DATA FOR THIS TASK
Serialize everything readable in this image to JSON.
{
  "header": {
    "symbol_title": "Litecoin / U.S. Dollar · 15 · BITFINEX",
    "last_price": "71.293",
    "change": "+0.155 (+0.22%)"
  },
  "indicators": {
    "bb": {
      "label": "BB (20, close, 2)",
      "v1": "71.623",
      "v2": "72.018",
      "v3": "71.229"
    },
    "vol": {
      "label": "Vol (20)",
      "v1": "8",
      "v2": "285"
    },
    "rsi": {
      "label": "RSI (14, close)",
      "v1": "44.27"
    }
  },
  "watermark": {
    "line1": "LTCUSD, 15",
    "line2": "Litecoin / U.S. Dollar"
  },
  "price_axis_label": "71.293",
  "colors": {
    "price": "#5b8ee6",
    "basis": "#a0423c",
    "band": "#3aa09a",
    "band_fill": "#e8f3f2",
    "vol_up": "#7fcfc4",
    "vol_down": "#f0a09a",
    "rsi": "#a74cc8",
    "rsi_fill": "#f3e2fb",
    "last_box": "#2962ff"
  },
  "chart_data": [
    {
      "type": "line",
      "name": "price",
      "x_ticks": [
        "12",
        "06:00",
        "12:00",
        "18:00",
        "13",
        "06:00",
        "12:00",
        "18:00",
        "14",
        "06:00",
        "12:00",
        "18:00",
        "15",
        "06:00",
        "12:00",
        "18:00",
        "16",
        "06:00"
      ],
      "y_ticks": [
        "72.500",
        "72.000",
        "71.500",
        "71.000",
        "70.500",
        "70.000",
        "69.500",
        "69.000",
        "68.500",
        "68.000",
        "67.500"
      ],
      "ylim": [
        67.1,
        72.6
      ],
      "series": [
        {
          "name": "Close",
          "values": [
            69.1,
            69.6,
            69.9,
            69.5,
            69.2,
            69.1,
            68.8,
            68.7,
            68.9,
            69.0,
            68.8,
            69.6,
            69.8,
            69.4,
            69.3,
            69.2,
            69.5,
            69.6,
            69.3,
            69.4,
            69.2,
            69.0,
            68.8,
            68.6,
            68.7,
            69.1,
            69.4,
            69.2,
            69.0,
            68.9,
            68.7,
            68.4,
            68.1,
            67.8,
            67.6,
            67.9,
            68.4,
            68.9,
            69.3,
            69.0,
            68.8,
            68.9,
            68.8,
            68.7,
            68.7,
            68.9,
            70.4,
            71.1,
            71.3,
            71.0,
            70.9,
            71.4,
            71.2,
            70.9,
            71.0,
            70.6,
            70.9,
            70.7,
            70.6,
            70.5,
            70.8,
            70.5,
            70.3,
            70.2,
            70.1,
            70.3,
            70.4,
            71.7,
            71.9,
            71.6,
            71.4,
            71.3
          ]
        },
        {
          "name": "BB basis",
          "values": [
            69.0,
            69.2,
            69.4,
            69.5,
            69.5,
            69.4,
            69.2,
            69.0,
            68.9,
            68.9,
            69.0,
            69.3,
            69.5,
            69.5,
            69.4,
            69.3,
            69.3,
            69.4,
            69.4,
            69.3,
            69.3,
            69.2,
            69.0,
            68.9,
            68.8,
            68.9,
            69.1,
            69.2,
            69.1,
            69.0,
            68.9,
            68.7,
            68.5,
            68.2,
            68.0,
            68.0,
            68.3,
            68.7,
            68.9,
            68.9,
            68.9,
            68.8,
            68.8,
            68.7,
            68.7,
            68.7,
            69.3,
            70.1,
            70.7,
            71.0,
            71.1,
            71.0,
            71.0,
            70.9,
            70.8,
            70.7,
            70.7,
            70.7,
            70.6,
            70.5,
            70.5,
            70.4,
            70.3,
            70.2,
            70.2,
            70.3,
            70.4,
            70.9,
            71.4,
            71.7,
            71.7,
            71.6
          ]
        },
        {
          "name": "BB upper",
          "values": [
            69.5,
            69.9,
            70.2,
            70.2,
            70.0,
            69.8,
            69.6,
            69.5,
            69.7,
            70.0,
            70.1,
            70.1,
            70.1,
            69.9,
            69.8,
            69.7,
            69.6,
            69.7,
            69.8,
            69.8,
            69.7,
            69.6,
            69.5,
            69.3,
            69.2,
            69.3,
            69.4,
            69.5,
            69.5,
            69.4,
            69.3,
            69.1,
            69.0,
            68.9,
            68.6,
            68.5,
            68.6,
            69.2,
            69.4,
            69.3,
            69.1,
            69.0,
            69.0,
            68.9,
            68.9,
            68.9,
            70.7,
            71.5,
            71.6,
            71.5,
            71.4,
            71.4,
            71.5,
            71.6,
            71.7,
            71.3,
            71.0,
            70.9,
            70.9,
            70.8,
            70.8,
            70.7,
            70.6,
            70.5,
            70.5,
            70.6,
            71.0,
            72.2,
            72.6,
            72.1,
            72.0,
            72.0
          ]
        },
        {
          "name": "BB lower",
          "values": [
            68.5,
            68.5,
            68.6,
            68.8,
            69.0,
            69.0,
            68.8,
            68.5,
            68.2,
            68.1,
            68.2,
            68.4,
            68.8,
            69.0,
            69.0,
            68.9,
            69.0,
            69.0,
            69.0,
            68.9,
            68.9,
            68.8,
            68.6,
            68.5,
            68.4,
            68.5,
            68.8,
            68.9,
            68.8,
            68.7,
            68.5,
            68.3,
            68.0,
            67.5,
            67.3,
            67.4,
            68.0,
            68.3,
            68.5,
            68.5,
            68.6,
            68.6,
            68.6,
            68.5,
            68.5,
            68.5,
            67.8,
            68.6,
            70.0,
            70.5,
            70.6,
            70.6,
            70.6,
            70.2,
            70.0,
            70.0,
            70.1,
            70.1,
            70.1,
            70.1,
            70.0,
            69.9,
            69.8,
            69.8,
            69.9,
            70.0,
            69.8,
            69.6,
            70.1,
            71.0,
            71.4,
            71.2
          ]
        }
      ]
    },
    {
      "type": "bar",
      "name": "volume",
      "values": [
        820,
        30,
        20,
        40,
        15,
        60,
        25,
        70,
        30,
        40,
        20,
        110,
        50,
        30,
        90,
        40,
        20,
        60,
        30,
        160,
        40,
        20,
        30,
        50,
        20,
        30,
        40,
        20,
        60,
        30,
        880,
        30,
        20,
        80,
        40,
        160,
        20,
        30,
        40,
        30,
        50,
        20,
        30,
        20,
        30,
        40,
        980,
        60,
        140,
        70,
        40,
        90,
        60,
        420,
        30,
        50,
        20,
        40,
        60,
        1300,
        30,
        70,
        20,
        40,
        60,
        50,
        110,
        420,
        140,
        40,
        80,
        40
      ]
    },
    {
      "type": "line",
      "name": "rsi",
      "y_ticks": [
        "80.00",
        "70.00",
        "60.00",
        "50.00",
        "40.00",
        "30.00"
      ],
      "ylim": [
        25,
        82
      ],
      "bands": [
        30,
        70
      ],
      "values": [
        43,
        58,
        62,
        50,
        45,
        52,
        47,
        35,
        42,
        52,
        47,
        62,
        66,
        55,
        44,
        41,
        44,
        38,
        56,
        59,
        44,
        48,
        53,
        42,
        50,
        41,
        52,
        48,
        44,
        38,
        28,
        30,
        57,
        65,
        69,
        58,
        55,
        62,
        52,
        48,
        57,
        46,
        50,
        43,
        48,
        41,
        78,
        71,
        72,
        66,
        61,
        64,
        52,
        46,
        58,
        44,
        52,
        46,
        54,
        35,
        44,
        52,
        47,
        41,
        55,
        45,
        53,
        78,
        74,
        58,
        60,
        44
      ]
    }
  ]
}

WHAT NEEDS TO BE DONE
Write down every line of the data exactly as it appears above.

EXERCISE SOLUTION
Serialize everything readable in this image to JSON.
{
  "header": {
    "symbol_title": "Litecoin / U.S. Dollar · 15 · BITFINEX",
    "last_price": "71.293",
    "change": "+0.155 (+0.22%)"
  },
  "indicators": {
    "bb": {
      "label": "BB (20, close, 2)",
      "v1": "71.623",
      "v2": "72.018",
      "v3": "71.229"
    },
    "vol": {
      "label": "Vol (20)",
      "v1": "8",
      "v2": "285"
    },
    "rsi": {
      "label": "RSI (14, close)",
      "v1": "44.27"
    }
  },
  "watermark": {
    "line1": "LTCUSD, 15",
    "line2": "Litecoin / U.S. Dollar"
  },
  "price_axis_label": "71.293",
  "colors": {
    "price": "#5b8ee6",
    "basis": "#a0423c",
    "band": "#3aa09a",
    "band_fill": "#e8f3f2",
    "vol_up": "#7fcfc4",
    "vol_down": "#f0a09a",
    "rsi": "#a74cc8",
    "rsi_fill": "#f3e2fb",
    "last_box": "#2962ff"
  },
  "chart_data": [
    {
      "type": "line",
      "name": "price",
      "x_ticks": [
        "12",
        "06:00",
        "12:00",
        "18:00",
        "13",
        "06:00",
        "12:00",
        "18:00",
        "14",
        "06:00",
        "12:00",
        "18:00",
        "15",
        "06:00",
        "12:00",
        "18:00",
        "16",
        "06:00"
      ],
      "y_ticks": [
        "72.500",
        "72.000",
        "71.500",
        "71.000",
        "70.500",
        "70.000",
        "69.500",
        "69.000",
        "68.500",
        "68.000",
        "67.500"
      ],
      "ylim": [
        67.1,
        72.6
      ],
      "series": [
        {
          "name": "Close",
          "values": [
            69.1,
            69.6,
            69.9,
            69.5,
            69.2,
            69.1,
            68.8,
            68.7,
            68.9,
            69.0,
            68.8,
            69.6,
            69.8,
            69.4,
            69.3,
            69.2,
            69.5,
            69.6,
            69.3,
            69.4,
            69.2,
            69.0,
            68.8,
            68.6,
            68.7,
            69.1,
            69.4,
            69.2,
            69.0,
            68.9,
            68.7,
            68.4,
            68.1,
            67.8,
            67.6,
            67.9,
            68.4,
            68.9,
            69.3,
            69.0,
            68.8,
            68.9,
            68.8,
            68.7,
            68.7,
            68.9,
            70.4,
            71.1,
            71.3,
            71.0,
            70.9,
            71.4,
            71.2,
            70.9,
            71.0,
            70.6,
            70.9,
            70.7,
            70.6,
            70.5,
            70.8,
            70.5,
            70.3,
            70.2,
            70.1,
            70.3,
            70.4,
            71.7,
            71.9,
            71.6,
            71.4,
            71.3
          ]
        },
        {
          "name": "BB basis",
          "values": [
            69.0,
            69.2,
            69.4,
            69.5,
            69.5,
            69.4,
            69.2,
            69.0,
            68.9,
            68.9,
            69.0,
            69.3,
            69.5,
            69.5,
            69.4,
            69.3,
            69.3,
            69.4,
            69.4,
            69.3,
            69.3,
            69.2,
            69.0,
            68.9,
            68.8,
            68.9,
            69.1,
            69.2,
            69.1,
            69.0,
            68.9,
            68.7,
            68.5,
            68.2,
            68.0,
            68.0,
            68.3,
            68.7,
            68.9,
            68.9,
            68.9,
            68.8,
            68.8,
            68.7,
            68.7,
            68.7,
            69.3,
            70.1,
            70.7,
            71.0,
            71.1,
            71.0,
            71.0,
            70.9,
            70.8,
            70.7,
            70.7,
            70.7,
            70.6,
            70.5,
            70.5,
            70.4,
            70.3,
            70.2,
            70.2,
            70.3,
            70.4,
            70.9,
            71.4,
            71.7,
            71.7,
            71.6
          ]
        },
        {
          "name": "BB upper",
          "values": [
            69.5,
            69.9,
            70.2,
            70.2,
            70.0,
            69.8,
            69.6,
            69.5,
            69.7,
            70.0,
            70.1,
            70.1,
            70.1,
            69.9,
            69.8,
            69.7,
            69.6,
            69.7,
            69.8,
            69.8,
            69.7,
            69.6,
            69.5,
            69.3,
            69.2,
            69.3,
            69.4,
            69.5,
            69.5,
            69.4,
            69.3,
            69.1,
            69.0,
            68.9,
            68.6,
            68.5,
            68.6,
            69.2,
            69.4,
            69.3,
            69.1,
            69.0,
            69.0,
            68.9,
            68.9,
            68.9,
            70.7,
            71.5,
            71.6,
            71.5,
            71.4,
            71.4,
            71.5,
            71.6,
            71.7,
            71.3,
            71.0,
            70.9,
            70.9,
            70.8,
            70.8,
            70.7,
            70.6,
            70.5,
            70.5,
            70.6,
            71.0,
            72.2,
            72.6,
            72.1,
            72.0,
            72.0
          ]
        },
        {
          "name": "BB lower",
          "values": [
            68.5,
            68.5,
            68.6,
            68.8,
            69.0,
            69.0,
            68.8,
            68.5,
            68.2,
            68.1,
            68.2,
            68.4,
            68.8,
            69.0,
            69.0,
            68.9,
            69.0,
            69.0,
            69.0,
            68.9,
            68.9,
            68.8,
            68.6,
            68.5,
            68.4,
            68.5,
            68.8,
            68.9,
            68.8,
            68.7,
            68.5,
            68.3,
            68.0,
            67.5,
            67.3,
            67.4,
            68.0,
            68.3,
            68.5,
            68.5,
            68.6,
            68.6,
            68.6,
            68.5,
            68.5,
            68.5,
            67.8,
            68.6,
            70.0,
            70.5,
            70.6,
            70.6,
            70.6,
            70.2,
            70.0,
            70.0,
            70.1,
            70.1,
            70.1,
            70.1,
            70.0,
            69.9,
            69.8,
            69.8,
            69.9,
            70.0,
            69.8,
            69.6,
            70.1,
            71.0,
            71.4,
            71.2
          ]
        }
      ]
    },
    {
      "type": "bar",
      "name": "volume",
      "values": [
        820,
        30,
        20,
        40,
        15,
        60,
        25,
        70,
        30,
        40,
        20,
        110,
        50,
        30,
        90,
        40,
        20,
        60,
        30,
        160,
        40,
        20,
        30,
        50,
        20,
        30,
        40,
        20,
        60,
        30,
        880,
        30,
        20,
        80,
        40,
        160,
        20,
        30,
        40,
        30,
        50,
        20,
        30,
        20,
        30,
        40,
        980,
        60,
        140,
        70,
        40,
        90,
        60,
        420,
        30,
        50,
        20,
        40,
        60,
        1300,
        30,
        70,
        20,
        40,
        60,
        50,
        110,
        420,
        140,
        40,
        80,
        40
      ]
    },
    {
      "type": "line",
      "name": "rsi",
      "y_ticks": [
        "80.00",
        "70.00",
        "60.00",
        "50.00",
        "40.00",
        "30.00"
      ],
      "ylim": [
        25,
        82
      ],
      "bands": [
        30,
        70
      ],
      "values": [
        43,
        58,
        62,
        50,
        45,
        52,
        47,
        35,
        42,
        52,
        47,
        62,
        66,
        55,
        44,
        41,
        44,
        38,
        56,
        59,
        44,
        48,
        53,
        42,
        50,
        41,
        52,
        48,
        44,
        38,
        28,
        30,
        57,
        65,
        69,
        58,
        55,
        62,
        52,
        48,
        57,
        46,
        50,
        43,
        48,
        41,
        78,
        71,
        72,
        66,
        61,
        64,
        52,
        46,
        58,
        44,
        52,
        46,
        54,
        35,
        44,
        52,
        47,
        41,
        55,
        45,
        53,
        78,
        74,
        58,
        60,
        44
      ]
    }
  ]
}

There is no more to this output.